_Saved entries:_
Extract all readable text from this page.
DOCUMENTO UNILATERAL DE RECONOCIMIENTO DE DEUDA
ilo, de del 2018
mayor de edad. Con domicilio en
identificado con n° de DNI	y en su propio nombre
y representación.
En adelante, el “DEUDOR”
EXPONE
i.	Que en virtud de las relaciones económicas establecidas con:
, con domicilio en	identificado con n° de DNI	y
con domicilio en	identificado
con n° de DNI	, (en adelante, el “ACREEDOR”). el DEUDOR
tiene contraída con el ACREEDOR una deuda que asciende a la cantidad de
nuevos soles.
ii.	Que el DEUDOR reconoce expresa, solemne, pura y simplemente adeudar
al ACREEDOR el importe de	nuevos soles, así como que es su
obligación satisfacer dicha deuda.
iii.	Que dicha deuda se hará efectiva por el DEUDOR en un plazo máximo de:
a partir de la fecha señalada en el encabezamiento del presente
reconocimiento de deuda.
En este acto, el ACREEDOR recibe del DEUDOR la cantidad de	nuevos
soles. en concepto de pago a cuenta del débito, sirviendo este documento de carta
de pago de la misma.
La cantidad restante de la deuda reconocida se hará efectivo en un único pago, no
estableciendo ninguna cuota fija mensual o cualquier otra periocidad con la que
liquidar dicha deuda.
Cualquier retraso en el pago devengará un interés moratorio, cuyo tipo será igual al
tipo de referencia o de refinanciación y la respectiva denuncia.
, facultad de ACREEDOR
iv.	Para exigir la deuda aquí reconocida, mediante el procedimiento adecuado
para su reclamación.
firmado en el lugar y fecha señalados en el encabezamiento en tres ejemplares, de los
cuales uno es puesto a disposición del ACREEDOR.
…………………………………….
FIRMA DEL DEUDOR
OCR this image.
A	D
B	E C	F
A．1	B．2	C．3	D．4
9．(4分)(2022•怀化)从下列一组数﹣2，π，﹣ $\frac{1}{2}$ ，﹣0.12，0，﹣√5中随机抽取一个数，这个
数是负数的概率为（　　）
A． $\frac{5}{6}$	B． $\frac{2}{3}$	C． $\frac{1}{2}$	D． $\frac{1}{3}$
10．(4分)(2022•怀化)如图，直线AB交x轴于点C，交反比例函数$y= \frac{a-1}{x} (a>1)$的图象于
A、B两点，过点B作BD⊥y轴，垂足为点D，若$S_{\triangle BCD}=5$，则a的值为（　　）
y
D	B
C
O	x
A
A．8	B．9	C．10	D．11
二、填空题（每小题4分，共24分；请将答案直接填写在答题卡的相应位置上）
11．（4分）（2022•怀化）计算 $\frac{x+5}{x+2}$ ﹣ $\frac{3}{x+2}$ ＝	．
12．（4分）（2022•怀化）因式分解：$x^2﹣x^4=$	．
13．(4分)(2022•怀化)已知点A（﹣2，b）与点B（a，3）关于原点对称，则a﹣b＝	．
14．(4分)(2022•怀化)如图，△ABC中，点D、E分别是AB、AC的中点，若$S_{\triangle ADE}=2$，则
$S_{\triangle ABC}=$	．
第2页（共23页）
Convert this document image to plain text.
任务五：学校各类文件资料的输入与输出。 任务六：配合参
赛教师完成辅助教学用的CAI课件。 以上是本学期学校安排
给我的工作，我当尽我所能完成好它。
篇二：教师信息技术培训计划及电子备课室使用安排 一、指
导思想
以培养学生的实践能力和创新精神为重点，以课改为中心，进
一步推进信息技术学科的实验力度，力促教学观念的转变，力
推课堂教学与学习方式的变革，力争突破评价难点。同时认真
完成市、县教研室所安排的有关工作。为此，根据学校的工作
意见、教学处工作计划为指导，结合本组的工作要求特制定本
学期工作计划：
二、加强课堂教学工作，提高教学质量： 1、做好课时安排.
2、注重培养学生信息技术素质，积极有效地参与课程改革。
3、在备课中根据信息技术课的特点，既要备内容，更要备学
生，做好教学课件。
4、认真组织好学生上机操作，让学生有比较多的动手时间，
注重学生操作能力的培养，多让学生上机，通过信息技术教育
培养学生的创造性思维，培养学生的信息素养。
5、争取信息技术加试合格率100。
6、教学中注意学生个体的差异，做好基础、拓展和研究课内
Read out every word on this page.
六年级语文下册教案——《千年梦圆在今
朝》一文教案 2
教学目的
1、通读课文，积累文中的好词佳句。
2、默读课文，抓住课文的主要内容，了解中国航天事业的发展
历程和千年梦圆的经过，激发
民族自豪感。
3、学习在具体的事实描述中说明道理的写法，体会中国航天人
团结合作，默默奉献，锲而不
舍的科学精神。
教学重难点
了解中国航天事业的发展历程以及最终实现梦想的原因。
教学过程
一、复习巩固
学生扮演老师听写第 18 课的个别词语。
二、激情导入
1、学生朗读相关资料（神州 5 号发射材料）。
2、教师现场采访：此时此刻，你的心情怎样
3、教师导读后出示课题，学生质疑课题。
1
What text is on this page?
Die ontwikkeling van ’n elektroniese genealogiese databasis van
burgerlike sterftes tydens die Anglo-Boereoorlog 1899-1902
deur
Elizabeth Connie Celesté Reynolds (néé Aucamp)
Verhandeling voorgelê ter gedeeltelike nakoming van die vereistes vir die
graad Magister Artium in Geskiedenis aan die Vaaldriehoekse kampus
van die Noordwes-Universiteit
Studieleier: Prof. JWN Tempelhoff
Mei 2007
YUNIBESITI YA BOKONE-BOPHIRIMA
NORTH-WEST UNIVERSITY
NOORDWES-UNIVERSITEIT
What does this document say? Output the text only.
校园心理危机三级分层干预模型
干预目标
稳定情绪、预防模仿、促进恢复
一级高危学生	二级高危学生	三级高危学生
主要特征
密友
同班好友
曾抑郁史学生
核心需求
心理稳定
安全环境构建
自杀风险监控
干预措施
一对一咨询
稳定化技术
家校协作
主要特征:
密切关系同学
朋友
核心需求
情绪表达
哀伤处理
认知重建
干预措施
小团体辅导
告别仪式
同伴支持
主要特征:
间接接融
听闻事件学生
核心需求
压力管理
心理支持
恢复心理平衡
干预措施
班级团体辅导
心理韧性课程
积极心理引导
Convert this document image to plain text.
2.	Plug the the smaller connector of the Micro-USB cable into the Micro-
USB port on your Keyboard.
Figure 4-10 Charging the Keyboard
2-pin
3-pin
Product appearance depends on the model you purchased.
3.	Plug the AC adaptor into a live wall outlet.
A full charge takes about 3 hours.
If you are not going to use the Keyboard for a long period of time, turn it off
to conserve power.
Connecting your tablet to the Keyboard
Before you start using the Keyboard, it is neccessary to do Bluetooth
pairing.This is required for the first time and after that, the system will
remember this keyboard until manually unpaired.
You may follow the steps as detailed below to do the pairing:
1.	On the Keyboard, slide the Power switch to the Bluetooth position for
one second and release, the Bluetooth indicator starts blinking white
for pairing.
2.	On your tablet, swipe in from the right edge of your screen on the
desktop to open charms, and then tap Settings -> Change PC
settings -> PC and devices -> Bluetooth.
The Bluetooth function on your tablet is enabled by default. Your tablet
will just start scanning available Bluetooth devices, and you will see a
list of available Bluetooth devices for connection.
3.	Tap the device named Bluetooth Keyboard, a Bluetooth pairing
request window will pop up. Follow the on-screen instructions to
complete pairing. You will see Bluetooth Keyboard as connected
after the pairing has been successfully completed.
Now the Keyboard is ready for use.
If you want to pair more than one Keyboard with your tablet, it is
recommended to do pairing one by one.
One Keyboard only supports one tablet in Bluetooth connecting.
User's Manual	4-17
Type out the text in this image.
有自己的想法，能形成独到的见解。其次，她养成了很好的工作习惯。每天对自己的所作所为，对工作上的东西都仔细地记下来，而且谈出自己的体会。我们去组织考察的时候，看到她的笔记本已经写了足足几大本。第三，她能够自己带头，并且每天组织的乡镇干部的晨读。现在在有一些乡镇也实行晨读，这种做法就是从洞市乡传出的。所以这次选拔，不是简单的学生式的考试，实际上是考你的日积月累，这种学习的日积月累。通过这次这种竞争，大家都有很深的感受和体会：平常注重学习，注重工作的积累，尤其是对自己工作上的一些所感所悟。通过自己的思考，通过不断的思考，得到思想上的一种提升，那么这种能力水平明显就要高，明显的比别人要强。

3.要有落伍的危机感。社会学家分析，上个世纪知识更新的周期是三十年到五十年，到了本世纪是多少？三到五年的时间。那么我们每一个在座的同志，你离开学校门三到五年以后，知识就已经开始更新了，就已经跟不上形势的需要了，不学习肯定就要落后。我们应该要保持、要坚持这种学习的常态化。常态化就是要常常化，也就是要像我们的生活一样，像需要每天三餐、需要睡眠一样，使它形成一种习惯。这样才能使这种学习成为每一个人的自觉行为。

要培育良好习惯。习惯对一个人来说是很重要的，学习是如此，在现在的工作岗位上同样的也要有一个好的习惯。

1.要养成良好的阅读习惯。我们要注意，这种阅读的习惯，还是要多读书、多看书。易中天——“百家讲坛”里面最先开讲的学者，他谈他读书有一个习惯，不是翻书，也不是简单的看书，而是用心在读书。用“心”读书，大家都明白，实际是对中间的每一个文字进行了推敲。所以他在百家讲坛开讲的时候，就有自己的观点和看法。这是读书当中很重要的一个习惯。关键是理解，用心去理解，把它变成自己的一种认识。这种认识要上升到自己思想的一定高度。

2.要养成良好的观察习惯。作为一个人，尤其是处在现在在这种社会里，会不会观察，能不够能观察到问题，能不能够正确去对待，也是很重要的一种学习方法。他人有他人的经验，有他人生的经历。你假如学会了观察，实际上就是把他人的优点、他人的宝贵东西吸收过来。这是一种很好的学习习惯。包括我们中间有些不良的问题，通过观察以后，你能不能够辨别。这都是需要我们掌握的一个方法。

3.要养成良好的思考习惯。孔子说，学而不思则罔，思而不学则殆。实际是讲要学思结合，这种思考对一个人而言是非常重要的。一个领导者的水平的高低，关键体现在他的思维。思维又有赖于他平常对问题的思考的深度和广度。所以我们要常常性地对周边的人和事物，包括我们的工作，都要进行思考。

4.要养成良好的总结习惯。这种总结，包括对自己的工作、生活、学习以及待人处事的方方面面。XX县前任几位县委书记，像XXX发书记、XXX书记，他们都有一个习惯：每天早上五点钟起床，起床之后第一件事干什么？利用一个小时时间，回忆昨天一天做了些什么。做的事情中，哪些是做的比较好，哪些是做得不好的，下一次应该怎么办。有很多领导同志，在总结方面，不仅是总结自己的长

_Instructions for the task:_
Where a line in the entries holds the word "time", copy that line.

_Answer for the task:_
If you are not going to use the Keyboard for a long period of time, turn it off
pairing.This is required for the first time and after that, the system will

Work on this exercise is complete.